[start of EXTRACTED INFORMATION]
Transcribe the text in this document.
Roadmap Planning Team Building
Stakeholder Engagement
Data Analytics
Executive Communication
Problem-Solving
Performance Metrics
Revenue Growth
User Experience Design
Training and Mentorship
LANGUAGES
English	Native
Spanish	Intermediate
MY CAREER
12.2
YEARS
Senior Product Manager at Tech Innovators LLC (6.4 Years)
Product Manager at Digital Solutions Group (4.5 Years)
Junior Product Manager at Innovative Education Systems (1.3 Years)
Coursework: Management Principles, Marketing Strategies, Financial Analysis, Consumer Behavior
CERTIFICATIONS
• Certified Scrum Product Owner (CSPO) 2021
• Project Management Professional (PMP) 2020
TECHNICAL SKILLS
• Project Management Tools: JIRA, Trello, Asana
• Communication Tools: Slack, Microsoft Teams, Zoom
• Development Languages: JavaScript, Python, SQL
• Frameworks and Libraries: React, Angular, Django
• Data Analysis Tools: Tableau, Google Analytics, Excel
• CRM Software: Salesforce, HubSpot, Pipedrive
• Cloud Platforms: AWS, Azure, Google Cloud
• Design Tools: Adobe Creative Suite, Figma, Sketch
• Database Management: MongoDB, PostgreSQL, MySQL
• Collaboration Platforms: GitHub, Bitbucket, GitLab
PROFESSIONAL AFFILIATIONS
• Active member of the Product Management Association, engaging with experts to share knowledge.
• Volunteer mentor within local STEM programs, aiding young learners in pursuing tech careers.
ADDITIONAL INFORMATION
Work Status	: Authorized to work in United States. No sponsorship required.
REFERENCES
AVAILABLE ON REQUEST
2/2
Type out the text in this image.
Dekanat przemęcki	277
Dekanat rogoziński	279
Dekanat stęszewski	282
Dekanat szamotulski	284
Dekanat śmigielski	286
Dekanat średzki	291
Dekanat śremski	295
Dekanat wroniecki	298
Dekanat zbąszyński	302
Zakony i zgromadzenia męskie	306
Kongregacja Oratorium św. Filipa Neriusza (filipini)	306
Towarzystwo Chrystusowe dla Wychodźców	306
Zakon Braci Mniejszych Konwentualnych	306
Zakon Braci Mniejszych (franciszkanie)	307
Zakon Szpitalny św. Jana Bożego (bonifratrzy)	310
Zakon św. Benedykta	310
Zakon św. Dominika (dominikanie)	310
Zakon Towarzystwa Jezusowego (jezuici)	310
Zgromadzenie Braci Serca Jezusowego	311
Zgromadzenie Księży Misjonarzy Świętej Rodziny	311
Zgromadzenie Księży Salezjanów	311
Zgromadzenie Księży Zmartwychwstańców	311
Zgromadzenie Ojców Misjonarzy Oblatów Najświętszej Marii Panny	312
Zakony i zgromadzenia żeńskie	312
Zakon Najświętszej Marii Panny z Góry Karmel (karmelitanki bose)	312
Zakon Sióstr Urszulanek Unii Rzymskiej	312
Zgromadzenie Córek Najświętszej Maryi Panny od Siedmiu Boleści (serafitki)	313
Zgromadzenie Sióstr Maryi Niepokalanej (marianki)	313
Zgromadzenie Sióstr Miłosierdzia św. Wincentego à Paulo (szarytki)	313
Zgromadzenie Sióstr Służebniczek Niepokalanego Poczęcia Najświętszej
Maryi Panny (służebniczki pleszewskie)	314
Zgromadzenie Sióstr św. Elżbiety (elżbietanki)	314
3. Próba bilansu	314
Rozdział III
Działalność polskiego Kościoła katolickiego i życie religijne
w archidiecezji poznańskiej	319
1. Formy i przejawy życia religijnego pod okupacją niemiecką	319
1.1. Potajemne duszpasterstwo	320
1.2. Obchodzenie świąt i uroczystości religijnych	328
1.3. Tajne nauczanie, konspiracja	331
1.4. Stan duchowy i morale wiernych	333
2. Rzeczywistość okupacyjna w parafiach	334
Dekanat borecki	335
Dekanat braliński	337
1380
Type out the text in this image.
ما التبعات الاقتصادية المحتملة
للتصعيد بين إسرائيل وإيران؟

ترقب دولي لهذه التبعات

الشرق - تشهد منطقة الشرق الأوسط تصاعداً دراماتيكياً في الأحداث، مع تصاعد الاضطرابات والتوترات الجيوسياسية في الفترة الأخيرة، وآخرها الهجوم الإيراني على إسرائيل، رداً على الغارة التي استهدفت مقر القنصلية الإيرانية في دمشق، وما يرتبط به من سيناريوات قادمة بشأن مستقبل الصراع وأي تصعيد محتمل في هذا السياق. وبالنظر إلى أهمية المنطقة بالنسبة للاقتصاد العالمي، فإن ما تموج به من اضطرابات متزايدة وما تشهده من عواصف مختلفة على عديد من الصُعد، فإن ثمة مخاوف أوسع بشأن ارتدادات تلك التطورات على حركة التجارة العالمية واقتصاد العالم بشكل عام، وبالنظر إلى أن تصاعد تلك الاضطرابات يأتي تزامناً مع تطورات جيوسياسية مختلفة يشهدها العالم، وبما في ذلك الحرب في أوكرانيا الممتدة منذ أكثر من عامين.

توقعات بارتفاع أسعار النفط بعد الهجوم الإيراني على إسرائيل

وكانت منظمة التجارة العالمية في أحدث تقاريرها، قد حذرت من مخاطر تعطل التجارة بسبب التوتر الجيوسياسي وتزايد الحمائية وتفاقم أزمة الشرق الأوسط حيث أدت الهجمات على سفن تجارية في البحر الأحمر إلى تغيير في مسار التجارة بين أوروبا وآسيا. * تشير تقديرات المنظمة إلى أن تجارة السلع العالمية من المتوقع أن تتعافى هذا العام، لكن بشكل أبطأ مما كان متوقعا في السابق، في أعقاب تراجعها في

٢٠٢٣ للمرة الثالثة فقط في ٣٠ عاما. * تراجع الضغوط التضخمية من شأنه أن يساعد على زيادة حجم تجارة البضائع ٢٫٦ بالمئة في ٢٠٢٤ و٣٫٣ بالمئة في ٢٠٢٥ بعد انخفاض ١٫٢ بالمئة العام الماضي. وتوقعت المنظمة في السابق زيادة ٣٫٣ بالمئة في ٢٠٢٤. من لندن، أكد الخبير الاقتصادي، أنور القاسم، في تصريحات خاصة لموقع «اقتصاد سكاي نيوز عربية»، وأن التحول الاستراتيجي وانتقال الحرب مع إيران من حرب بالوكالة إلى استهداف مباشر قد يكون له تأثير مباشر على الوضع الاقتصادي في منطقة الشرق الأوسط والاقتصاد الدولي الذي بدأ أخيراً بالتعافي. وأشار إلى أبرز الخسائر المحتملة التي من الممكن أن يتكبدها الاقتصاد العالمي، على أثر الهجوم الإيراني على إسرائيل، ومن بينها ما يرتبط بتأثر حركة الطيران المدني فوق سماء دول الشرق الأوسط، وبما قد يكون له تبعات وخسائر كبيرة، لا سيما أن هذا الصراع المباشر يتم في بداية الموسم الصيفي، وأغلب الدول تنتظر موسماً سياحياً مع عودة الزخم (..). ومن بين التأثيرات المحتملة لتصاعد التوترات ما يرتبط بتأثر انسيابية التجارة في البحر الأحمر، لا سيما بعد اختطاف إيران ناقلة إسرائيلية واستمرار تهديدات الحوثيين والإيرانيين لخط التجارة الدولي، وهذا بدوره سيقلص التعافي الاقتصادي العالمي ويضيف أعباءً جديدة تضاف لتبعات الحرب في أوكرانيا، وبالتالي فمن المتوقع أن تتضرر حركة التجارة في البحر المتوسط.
[end of EXTRACTED INFORMATION]
▶ _THE TASK_: A line counts if it holds the word "Mniejszych". How many lines of the entries count? Give the number only.

▶ _FINAL RESULT_: 2